• WHAT YOU WILL DO:
a: Put this sentence from the flood report into French: "Eventually the residents of about 220 homes evacuated."
b: Rewrite the part of the flood report that opens with the words containing "Faced with the" and closes with "help fill sandbags.", swapping "sandbagging machine" for "sandbag filler".

• QUOTED PASSAGE:
--------

A barrage of storms from weather systems stretching across the Pacific has dumped close to 2 feet (0.6 meters) of rain in parts of the Cascade Mountains, swelling rivers far beyond their banks and prompting more than 600 rescues across 10 counties.
As of Tuesday, there had been only one death — of a man who drove past warning signs into a flooded area — but key highways were buried or washed out, entire communities had been inundated, and saturated levees had given way. It could be months before State Route 2, which connects cities in western Washington with the Stevens Pass ski area and the faux Bavarian tourist town of Leavenworth across the mountains, can be reopened, Ferguson said.
“We’re in for the long haul,” Ferguson said at a news conference. “If you get an evacuation order, for God’s sakes, follow it.”
It won’t be until after waters recede and landslide risk subsides that crews will be able to fully assess the damage, he said. The state and some counties are making several million dollars available to help people pay for hotels, groceries and other necessities, pending more extensive federal assistance that Ferguson and Washington’s congressional delegation expect to see approved.
According to the governor’s office, first responders had conducted at least 629 rescues and 572 assisted evacuations. As many as 100,000 people had been under evacuation orders at times, many of them in the flood plain of the Skagit River north of Seattle.
Elevated rivers and flood risk could persist until at least late this month, according to the National Weather Service. Wind and flood watches and warnings are expected in much of the Northwest for the next couple of days as storms bring rain, heavy mountain snow and high winds.
Residents near a breached levee in Pacific, south of Seattle, were told to leave their homes well before dawn Tuesday, just hours after an evacuation alert was lifted for residents near another broken levee. The King County Sheriff’s Office used a helicopter equipped with a loudspeaker and knocked on doors, according to Brandyn Hull, communications manager for the sheriff’s office.
A 911 caller who reported water entering an apartment in Pacific around 1:20 a.m. Tuesday was the first sign of the levee breach for the Valley Regional Fire Authority, spokesperson Kelly Hawks said. Crews evacuated about 100 people early Tuesday, pulling some people from the windows of their first-floor apartments, she said.
“That was how quickly the water was coming in,” Hawks said.
Eventually the residents of about 220 homes evacuated. No injuries were reported.
Faced with the breach, Pacific’s police department put out a call on social media Tuesday morning for a tractor with a bucket capable of reaching 8 feet (2.4 meters) high, to fill a sandbagging machine. Once the tractor was acquired, the department called for members of the public to help fill sandbags.

--------

• STORED DATA:

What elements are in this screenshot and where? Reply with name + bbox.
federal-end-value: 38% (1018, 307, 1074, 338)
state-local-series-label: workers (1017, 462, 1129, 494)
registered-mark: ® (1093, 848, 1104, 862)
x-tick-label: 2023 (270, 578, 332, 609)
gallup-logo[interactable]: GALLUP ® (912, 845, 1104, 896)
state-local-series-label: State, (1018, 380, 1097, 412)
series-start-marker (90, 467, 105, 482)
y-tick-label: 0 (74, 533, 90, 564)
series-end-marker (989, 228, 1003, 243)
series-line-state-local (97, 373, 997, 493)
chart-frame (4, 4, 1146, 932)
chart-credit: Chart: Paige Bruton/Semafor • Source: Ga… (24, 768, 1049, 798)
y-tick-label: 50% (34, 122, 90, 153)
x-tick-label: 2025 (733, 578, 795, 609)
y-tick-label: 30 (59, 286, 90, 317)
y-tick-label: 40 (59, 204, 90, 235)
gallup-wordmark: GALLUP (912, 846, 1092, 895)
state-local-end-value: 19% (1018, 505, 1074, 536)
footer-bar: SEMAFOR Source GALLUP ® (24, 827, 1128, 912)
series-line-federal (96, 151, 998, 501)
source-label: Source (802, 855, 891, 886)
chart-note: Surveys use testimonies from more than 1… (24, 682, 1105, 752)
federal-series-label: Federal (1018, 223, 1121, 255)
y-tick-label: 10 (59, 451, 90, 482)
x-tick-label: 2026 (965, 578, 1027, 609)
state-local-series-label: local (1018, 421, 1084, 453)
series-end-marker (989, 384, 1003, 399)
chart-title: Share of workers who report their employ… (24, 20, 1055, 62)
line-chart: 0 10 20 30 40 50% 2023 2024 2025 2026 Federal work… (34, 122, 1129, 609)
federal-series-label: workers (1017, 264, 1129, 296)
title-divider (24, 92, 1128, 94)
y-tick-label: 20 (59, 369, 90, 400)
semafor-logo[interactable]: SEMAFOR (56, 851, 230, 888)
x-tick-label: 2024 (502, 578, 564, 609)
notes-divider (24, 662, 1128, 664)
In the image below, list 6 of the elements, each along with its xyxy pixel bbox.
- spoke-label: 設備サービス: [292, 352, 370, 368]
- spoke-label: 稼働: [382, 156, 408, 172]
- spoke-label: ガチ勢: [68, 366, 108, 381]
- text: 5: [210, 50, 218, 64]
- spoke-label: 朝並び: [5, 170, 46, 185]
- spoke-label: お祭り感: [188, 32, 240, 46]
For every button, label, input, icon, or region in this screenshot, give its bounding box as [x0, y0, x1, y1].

--------

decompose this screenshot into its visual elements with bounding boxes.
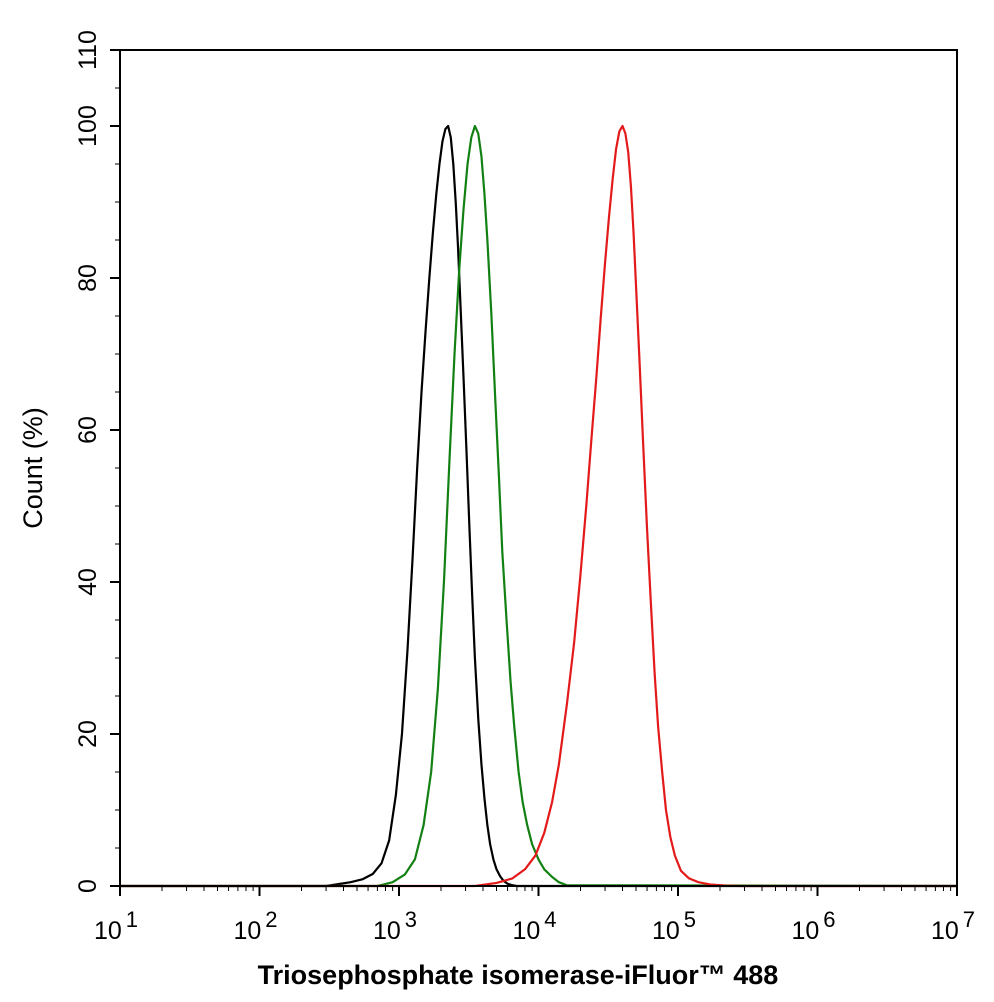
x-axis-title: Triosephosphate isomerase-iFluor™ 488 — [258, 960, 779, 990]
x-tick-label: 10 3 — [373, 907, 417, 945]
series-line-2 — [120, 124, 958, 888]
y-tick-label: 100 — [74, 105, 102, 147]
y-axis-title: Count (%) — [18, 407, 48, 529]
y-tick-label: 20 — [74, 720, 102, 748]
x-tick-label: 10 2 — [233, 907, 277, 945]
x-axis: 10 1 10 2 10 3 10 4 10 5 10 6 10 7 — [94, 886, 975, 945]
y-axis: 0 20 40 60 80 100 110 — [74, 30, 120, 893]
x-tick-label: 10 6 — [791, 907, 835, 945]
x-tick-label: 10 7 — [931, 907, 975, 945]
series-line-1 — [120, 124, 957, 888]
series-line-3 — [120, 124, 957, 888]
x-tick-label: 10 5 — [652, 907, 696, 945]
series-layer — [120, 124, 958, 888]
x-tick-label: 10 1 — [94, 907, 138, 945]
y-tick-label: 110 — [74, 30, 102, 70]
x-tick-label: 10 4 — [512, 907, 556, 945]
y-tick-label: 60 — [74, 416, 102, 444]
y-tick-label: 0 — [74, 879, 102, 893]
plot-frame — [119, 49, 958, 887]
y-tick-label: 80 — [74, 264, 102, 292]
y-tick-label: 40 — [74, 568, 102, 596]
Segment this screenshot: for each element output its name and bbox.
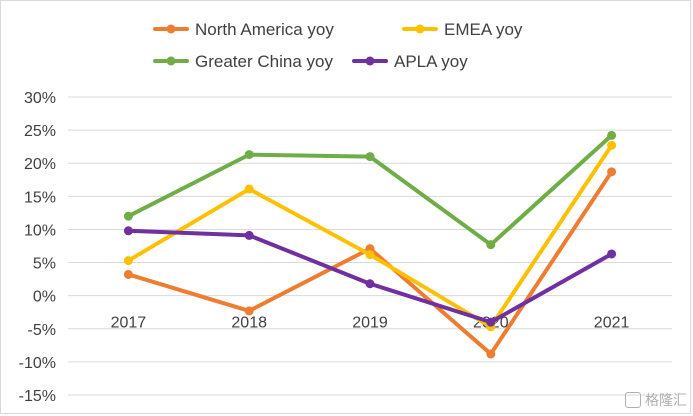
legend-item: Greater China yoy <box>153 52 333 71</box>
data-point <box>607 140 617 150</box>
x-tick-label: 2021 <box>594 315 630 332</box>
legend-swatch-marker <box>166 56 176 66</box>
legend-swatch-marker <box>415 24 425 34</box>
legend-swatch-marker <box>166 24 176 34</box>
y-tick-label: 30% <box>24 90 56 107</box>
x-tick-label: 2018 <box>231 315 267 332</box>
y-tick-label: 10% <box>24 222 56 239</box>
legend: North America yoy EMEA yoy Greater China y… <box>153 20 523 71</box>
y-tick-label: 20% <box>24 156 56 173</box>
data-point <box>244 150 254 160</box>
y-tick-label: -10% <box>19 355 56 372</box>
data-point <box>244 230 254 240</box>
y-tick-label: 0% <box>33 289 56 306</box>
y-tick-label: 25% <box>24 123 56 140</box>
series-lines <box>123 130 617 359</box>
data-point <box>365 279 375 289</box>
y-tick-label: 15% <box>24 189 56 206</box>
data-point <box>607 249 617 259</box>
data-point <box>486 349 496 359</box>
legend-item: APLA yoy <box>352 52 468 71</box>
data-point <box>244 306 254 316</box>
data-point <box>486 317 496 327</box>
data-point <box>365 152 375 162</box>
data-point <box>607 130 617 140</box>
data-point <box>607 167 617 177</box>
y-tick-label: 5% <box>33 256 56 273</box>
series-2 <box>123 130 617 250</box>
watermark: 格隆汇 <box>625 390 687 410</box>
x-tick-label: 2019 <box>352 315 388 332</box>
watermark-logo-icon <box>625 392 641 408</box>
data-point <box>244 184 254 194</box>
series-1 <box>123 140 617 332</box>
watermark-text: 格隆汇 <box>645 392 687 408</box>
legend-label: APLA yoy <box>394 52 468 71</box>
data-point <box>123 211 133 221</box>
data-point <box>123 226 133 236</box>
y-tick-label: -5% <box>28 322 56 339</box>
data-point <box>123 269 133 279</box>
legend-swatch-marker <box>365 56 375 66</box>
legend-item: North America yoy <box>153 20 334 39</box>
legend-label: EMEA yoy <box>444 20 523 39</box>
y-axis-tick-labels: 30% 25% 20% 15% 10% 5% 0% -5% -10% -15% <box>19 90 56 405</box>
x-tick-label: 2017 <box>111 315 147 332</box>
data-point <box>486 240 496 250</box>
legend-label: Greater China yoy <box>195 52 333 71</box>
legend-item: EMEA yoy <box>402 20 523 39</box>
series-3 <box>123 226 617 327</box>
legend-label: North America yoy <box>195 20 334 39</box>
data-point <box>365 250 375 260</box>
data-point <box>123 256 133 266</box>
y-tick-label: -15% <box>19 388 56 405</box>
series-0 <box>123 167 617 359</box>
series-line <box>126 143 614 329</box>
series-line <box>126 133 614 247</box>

--------

• EXERCISE SOLUTIONS:
a: Au final, les habitants d'environ 220 maisons ont évacué les lieux.

b:
Faced with the breach, Pacific’s police department put out a call on social media Tuesday morning for a tractor with a bucket capable of reaching 8 feet (2.4 meters) high, to fill a sandbag filler. Once the tractor was acquired, the department called for members of the public to help fill sandbags.